REQUIREMENTS:
Find the lines with "fill" in them and copy them out.

ROWS:
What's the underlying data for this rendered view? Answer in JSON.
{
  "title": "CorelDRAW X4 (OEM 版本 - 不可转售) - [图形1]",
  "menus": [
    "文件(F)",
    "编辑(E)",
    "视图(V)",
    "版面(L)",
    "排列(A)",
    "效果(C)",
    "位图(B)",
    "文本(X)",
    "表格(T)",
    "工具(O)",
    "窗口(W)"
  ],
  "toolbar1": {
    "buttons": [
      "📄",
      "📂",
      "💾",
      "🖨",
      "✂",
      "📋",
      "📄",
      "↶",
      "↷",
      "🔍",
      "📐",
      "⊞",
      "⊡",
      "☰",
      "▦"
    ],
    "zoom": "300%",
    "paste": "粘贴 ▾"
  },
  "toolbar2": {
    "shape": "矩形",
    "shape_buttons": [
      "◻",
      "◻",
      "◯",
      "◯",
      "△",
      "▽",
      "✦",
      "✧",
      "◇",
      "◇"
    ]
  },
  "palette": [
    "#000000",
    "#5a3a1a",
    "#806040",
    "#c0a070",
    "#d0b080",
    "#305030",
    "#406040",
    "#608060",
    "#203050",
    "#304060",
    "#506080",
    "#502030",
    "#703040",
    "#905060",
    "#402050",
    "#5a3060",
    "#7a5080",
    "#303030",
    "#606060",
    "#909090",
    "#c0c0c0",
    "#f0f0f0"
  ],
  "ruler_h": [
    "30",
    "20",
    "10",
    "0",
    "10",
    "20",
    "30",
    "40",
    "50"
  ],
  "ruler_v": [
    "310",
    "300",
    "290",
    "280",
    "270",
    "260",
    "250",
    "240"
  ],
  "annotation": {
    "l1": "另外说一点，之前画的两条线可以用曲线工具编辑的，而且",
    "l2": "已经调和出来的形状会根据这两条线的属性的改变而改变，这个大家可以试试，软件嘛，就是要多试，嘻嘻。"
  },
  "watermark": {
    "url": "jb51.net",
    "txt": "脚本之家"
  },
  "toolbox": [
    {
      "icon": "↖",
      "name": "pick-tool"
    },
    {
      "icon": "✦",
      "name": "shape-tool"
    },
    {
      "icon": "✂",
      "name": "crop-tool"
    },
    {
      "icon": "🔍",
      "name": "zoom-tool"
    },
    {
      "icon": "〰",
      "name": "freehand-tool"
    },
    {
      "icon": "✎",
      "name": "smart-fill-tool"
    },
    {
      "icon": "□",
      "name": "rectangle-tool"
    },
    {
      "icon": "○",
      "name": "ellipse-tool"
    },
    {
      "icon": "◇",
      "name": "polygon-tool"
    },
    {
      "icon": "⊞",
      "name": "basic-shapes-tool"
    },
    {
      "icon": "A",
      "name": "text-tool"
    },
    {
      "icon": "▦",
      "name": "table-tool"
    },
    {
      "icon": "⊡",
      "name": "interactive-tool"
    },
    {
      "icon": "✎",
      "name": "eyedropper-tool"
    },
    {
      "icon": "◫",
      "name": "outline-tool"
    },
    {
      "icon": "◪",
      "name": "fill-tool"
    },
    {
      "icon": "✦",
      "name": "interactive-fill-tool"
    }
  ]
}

EXERCISE SOLUTION:
      "name": "smart-fill-tool"
      "name": "fill-tool"
      "name": "interactive-fill-tool"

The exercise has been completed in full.